> [Work to be completed]:
Set down each line of the material that follows, exactly, with no pictures.
Begin Record set
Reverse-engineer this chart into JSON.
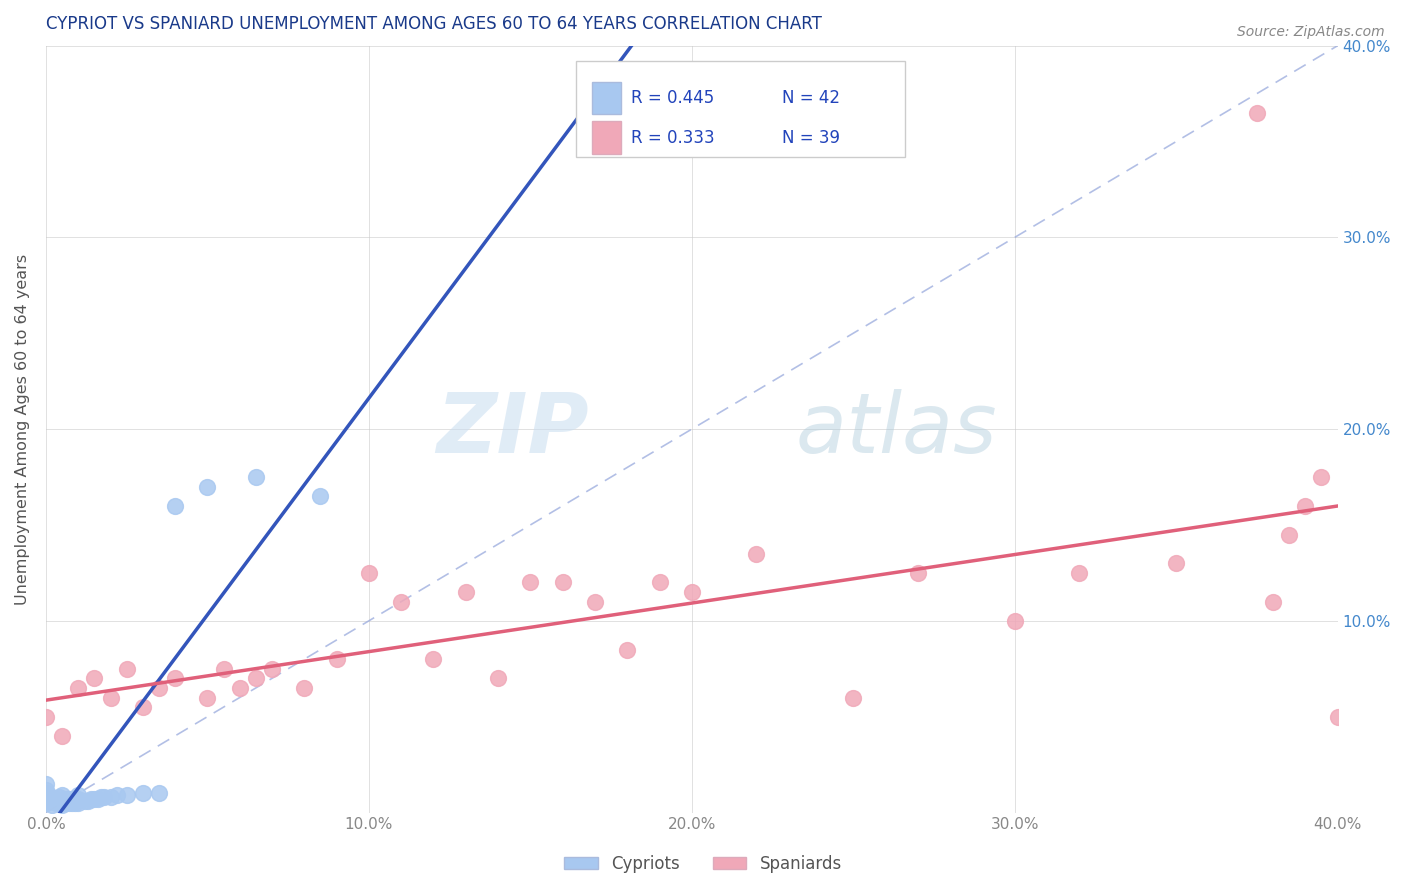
{
  "title": "CYPRIOT VS SPANIARD UNEMPLOYMENT AMONG AGES 60 TO 64 YEARS CORRELATION CHART",
  "source": "Source: ZipAtlas.com",
  "ylabel": "Unemployment Among Ages 60 to 64 years",
  "xlim": [
    0.0,
    0.4
  ],
  "ylim": [
    0.0,
    0.4
  ],
  "xticks": [
    0.0,
    0.1,
    0.2,
    0.3,
    0.4
  ],
  "yticks": [
    0.0,
    0.1,
    0.2,
    0.3,
    0.4
  ],
  "xtick_labels": [
    "0.0%",
    "10.0%",
    "20.0%",
    "30.0%",
    "40.0%"
  ],
  "right_ytick_labels": [
    "",
    "10.0%",
    "20.0%",
    "30.0%",
    "40.0%"
  ],
  "grid_color": "#cccccc",
  "background_color": "#ffffff",
  "watermark_zip": "ZIP",
  "watermark_atlas": "atlas",
  "legend_r_cypriot": "R = 0.445",
  "legend_n_cypriot": "N = 42",
  "legend_r_spaniard": "R = 0.333",
  "legend_n_spaniard": "N = 39",
  "cypriot_color": "#a8c8f0",
  "spaniard_color": "#f0a8b8",
  "cypriot_line_color": "#3355bb",
  "spaniard_line_color": "#e0607a",
  "dash_color": "#99aadd",
  "cypriot_x": [
    0.0,
    0.0,
    0.0,
    0.0,
    0.0,
    0.002,
    0.002,
    0.002,
    0.003,
    0.003,
    0.004,
    0.004,
    0.005,
    0.005,
    0.005,
    0.006,
    0.006,
    0.007,
    0.007,
    0.008,
    0.008,
    0.009,
    0.009,
    0.01,
    0.01,
    0.01,
    0.012,
    0.013,
    0.014,
    0.015,
    0.016,
    0.017,
    0.018,
    0.02,
    0.022,
    0.025,
    0.03,
    0.035,
    0.04,
    0.05,
    0.065,
    0.085
  ],
  "cypriot_y": [
    0.005,
    0.008,
    0.01,
    0.012,
    0.015,
    0.004,
    0.006,
    0.008,
    0.005,
    0.007,
    0.005,
    0.008,
    0.004,
    0.006,
    0.009,
    0.005,
    0.007,
    0.005,
    0.007,
    0.005,
    0.007,
    0.005,
    0.007,
    0.005,
    0.007,
    0.009,
    0.006,
    0.006,
    0.007,
    0.007,
    0.007,
    0.008,
    0.008,
    0.008,
    0.009,
    0.009,
    0.01,
    0.01,
    0.16,
    0.17,
    0.175,
    0.165
  ],
  "spaniard_x": [
    0.0,
    0.005,
    0.01,
    0.015,
    0.02,
    0.025,
    0.03,
    0.035,
    0.04,
    0.05,
    0.055,
    0.06,
    0.065,
    0.07,
    0.08,
    0.09,
    0.1,
    0.11,
    0.12,
    0.13,
    0.14,
    0.15,
    0.16,
    0.17,
    0.18,
    0.19,
    0.2,
    0.22,
    0.25,
    0.27,
    0.3,
    0.32,
    0.35,
    0.375,
    0.38,
    0.385,
    0.39,
    0.395,
    0.4
  ],
  "spaniard_y": [
    0.05,
    0.04,
    0.065,
    0.07,
    0.06,
    0.075,
    0.055,
    0.065,
    0.07,
    0.06,
    0.075,
    0.065,
    0.07,
    0.075,
    0.065,
    0.08,
    0.125,
    0.11,
    0.08,
    0.115,
    0.07,
    0.12,
    0.12,
    0.11,
    0.085,
    0.12,
    0.115,
    0.135,
    0.06,
    0.125,
    0.1,
    0.125,
    0.13,
    0.365,
    0.11,
    0.145,
    0.16,
    0.175,
    0.05
  ],
  "title_color": "#1a3a8a",
  "axis_label_color": "#555555",
  "left_tick_color": "#888888",
  "right_tick_color": "#4488cc",
  "legend_text_color": "#2244bb"
}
End Record set
> [Solution]:
Reverse-engineer this chart into JSON.
{
  "title": "CYPRIOT VS SPANIARD UNEMPLOYMENT AMONG AGES 60 TO 64 YEARS CORRELATION CHART",
  "source": "Source: ZipAtlas.com",
  "ylabel": "Unemployment Among Ages 60 to 64 years",
  "xlim": [
    0.0,
    0.4
  ],
  "ylim": [
    0.0,
    0.4
  ],
  "xticks": [
    0.0,
    0.1,
    0.2,
    0.3,
    0.4
  ],
  "yticks": [
    0.0,
    0.1,
    0.2,
    0.3,
    0.4
  ],
  "xtick_labels": [
    "0.0%",
    "10.0%",
    "20.0%",
    "30.0%",
    "40.0%"
  ],
  "right_ytick_labels": [
    "",
    "10.0%",
    "20.0%",
    "30.0%",
    "40.0%"
  ],
  "grid_color": "#cccccc",
  "background_color": "#ffffff",
  "watermark_zip": "ZIP",
  "watermark_atlas": "atlas",
  "legend_r_cypriot": "R = 0.445",
  "legend_n_cypriot": "N = 42",
  "legend_r_spaniard": "R = 0.333",
  "legend_n_spaniard": "N = 39",
  "cypriot_color": "#a8c8f0",
  "spaniard_color": "#f0a8b8",
  "cypriot_line_color": "#3355bb",
  "spaniard_line_color": "#e0607a",
  "dash_color": "#99aadd",
  "cypriot_x": [
    0.0,
    0.0,
    0.0,
    0.0,
    0.0,
    0.002,
    0.002,
    0.002,
    0.003,
    0.003,
    0.004,
    0.004,
    0.005,
    0.005,
    0.005,
    0.006,
    0.006,
    0.007,
    0.007,
    0.008,
    0.008,
    0.009,
    0.009,
    0.01,
    0.01,
    0.01,
    0.012,
    0.013,
    0.014,
    0.015,
    0.016,
    0.017,
    0.018,
    0.02,
    0.022,
    0.025,
    0.03,
    0.035,
    0.04,
    0.05,
    0.065,
    0.085
  ],
  "cypriot_y": [
    0.005,
    0.008,
    0.01,
    0.012,
    0.015,
    0.004,
    0.006,
    0.008,
    0.005,
    0.007,
    0.005,
    0.008,
    0.004,
    0.006,
    0.009,
    0.005,
    0.007,
    0.005,
    0.007,
    0.005,
    0.007,
    0.005,
    0.007,
    0.005,
    0.007,
    0.009,
    0.006,
    0.006,
    0.007,
    0.007,
    0.007,
    0.008,
    0.008,
    0.008,
    0.009,
    0.009,
    0.01,
    0.01,
    0.16,
    0.17,
    0.175,
    0.165
  ],
  "spaniard_x": [
    0.0,
    0.005,
    0.01,
    0.015,
    0.02,
    0.025,
    0.03,
    0.035,
    0.04,
    0.05,
    0.055,
    0.06,
    0.065,
    0.07,
    0.08,
    0.09,
    0.1,
    0.11,
    0.12,
    0.13,
    0.14,
    0.15,
    0.16,
    0.17,
    0.18,
    0.19,
    0.2,
    0.22,
    0.25,
    0.27,
    0.3,
    0.32,
    0.35,
    0.375,
    0.38,
    0.385,
    0.39,
    0.395,
    0.4
  ],
  "spaniard_y": [
    0.05,
    0.04,
    0.065,
    0.07,
    0.06,
    0.075,
    0.055,
    0.065,
    0.07,
    0.06,
    0.075,
    0.065,
    0.07,
    0.075,
    0.065,
    0.08,
    0.125,
    0.11,
    0.08,
    0.115,
    0.07,
    0.12,
    0.12,
    0.11,
    0.085,
    0.12,
    0.115,
    0.135,
    0.06,
    0.125,
    0.1,
    0.125,
    0.13,
    0.365,
    0.11,
    0.145,
    0.16,
    0.175,
    0.05
  ],
  "title_color": "#1a3a8a",
  "axis_label_color": "#555555",
  "left_tick_color": "#888888",
  "right_tick_color": "#4488cc",
  "legend_text_color": "#2244bb"
}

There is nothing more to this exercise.